WHAT IS NEEDED —
Transcribe all of the records precisely as they are presented.

MATERIAL FOR THIS TASK —
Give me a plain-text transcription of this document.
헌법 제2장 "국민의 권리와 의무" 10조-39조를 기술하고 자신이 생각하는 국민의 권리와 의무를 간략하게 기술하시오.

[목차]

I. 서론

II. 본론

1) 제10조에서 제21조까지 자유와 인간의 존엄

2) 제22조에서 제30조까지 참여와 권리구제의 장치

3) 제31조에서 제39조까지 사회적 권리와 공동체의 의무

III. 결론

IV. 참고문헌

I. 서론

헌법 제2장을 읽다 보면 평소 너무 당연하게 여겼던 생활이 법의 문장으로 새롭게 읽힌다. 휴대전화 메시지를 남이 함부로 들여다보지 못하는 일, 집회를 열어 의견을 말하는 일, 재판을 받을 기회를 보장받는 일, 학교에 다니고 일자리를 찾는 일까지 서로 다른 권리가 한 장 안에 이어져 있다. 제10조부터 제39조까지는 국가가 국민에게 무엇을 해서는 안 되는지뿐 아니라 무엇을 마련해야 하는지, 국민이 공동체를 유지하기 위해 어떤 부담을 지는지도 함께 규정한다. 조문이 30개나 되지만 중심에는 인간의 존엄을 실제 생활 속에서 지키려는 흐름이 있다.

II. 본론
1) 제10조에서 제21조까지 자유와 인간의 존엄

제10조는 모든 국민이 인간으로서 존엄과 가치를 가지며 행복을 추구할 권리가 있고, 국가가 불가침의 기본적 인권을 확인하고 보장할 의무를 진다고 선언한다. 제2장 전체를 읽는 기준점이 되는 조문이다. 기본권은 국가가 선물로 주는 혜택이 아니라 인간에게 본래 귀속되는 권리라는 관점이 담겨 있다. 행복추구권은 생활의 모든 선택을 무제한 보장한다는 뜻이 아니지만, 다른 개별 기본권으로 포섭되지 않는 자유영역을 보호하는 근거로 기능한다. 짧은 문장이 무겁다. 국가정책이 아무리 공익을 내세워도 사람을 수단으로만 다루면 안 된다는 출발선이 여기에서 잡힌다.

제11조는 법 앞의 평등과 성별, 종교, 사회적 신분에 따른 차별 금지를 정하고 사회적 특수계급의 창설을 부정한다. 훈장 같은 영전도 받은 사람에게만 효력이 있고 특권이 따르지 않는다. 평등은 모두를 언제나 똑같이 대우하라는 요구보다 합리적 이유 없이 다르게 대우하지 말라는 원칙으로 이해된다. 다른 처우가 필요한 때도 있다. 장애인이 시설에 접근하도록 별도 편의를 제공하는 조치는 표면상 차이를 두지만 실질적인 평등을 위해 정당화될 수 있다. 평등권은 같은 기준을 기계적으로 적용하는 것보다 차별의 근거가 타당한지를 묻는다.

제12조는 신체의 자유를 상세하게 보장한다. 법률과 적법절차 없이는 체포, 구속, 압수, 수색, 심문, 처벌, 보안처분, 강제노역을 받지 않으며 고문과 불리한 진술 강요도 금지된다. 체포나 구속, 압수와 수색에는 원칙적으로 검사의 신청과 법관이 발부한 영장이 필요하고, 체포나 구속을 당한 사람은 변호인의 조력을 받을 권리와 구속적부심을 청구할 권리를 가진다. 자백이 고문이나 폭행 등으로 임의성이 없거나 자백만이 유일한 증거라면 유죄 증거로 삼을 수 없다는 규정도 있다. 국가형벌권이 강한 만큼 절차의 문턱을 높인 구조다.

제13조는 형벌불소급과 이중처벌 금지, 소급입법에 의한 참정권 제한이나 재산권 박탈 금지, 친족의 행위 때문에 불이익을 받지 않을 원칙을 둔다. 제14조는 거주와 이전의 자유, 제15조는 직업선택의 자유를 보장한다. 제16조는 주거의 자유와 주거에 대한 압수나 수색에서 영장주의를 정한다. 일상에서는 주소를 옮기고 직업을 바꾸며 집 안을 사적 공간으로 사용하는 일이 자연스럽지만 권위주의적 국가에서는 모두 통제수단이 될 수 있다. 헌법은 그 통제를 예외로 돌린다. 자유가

SOLUTION TO THIS TASK —
Give me a plain-text transcription of this document.
헌법 제2장 "국민의 권리와 의무" 10조-39조를 기술하고 자신이 생각하는 국민의 권리와 의무를 간략하게 기술하시오.

[목차]

I. 서론

II. 본론

1) 제10조에서 제21조까지 자유와 인간의 존엄

2) 제22조에서 제30조까지 참여와 권리구제의 장치

3) 제31조에서 제39조까지 사회적 권리와 공동체의 의무

III. 결론

IV. 참고문헌

I. 서론

헌법 제2장을 읽다 보면 평소 너무 당연하게 여겼던 생활이 법의 문장으로 새롭게 읽힌다. 휴대전화 메시지를 남이 함부로 들여다보지 못하는 일, 집회를 열어 의견을 말하는 일, 재판을 받을 기회를 보장받는 일, 학교에 다니고 일자리를 찾는 일까지 서로 다른 권리가 한 장 안에 이어져 있다. 제10조부터 제39조까지는 국가가 국민에게 무엇을 해서는 안 되는지뿐 아니라 무엇을 마련해야 하는지, 국민이 공동체를 유지하기 위해 어떤 부담을 지는지도 함께 규정한다. 조문이 30개나 되지만 중심에는 인간의 존엄을 실제 생활 속에서 지키려는 흐름이 있다.

II. 본론
1) 제10조에서 제21조까지 자유와 인간의 존엄

제10조는 모든 국민이 인간으로서 존엄과 가치를 가지며 행복을 추구할 권리가 있고, 국가가 불가침의 기본적 인권을 확인하고 보장할 의무를 진다고 선언한다. 제2장 전체를 읽는 기준점이 되는 조문이다. 기본권은 국가가 선물로 주는 혜택이 아니라 인간에게 본래 귀속되는 권리라는 관점이 담겨 있다. 행복추구권은 생활의 모든 선택을 무제한 보장한다는 뜻이 아니지만, 다른 개별 기본권으로 포섭되지 않는 자유영역을 보호하는 근거로 기능한다. 짧은 문장이 무겁다. 국가정책이 아무리 공익을 내세워도 사람을 수단으로만 다루면 안 된다는 출발선이 여기에서 잡힌다.

제11조는 법 앞의 평등과 성별, 종교, 사회적 신분에 따른 차별 금지를 정하고 사회적 특수계급의 창설을 부정한다. 훈장 같은 영전도 받은 사람에게만 효력이 있고 특권이 따르지 않는다. 평등은 모두를 언제나 똑같이 대우하라는 요구보다 합리적 이유 없이 다르게 대우하지 말라는 원칙으로 이해된다. 다른 처우가 필요한 때도 있다. 장애인이 시설에 접근하도록 별도 편의를 제공하는 조치는 표면상 차이를 두지만 실질적인 평등을 위해 정당화될 수 있다. 평등권은 같은 기준을 기계적으로 적용하는 것보다 차별의 근거가 타당한지를 묻는다.

제12조는 신체의 자유를 상세하게 보장한다. 법률과 적법절차 없이는 체포, 구속, 압수, 수색, 심문, 처벌, 보안처분, 강제노역을 받지 않으며 고문과 불리한 진술 강요도 금지된다. 체포나 구속, 압수와 수색에는 원칙적으로 검사의 신청과 법관이 발부한 영장이 필요하고, 체포나 구속을 당한 사람은 변호인의 조력을 받을 권리와 구속적부심을 청구할 권리를 가진다. 자백이 고문이나 폭행 등으로 임의성이 없거나 자백만이 유일한 증거라면 유죄 증거로 삼을 수 없다는 규정도 있다. 국가형벌권이 강한 만큼 절차의 문턱을 높인 구조다.

제13조는 형벌불소급과 이중처벌 금지, 소급입법에 의한 참정권 제한이나 재산권 박탈 금지, 친족의 행위 때문에 불이익을 받지 않을 원칙을 둔다. 제14조는 거주와 이전의 자유, 제15조는 직업선택의 자유를 보장한다. 제16조는 주거의 자유와 주거에 대한 압수나 수색에서 영장주의를 정한다. 일상에서는 주소를 옮기고 직업을 바꾸며 집 안을 사적 공간으로 사용하는 일이 자연스럽지만 권위주의적 국가에서는 모두 통제수단이 될 수 있다. 헌법은 그 통제를 예외로 돌린다. 자유가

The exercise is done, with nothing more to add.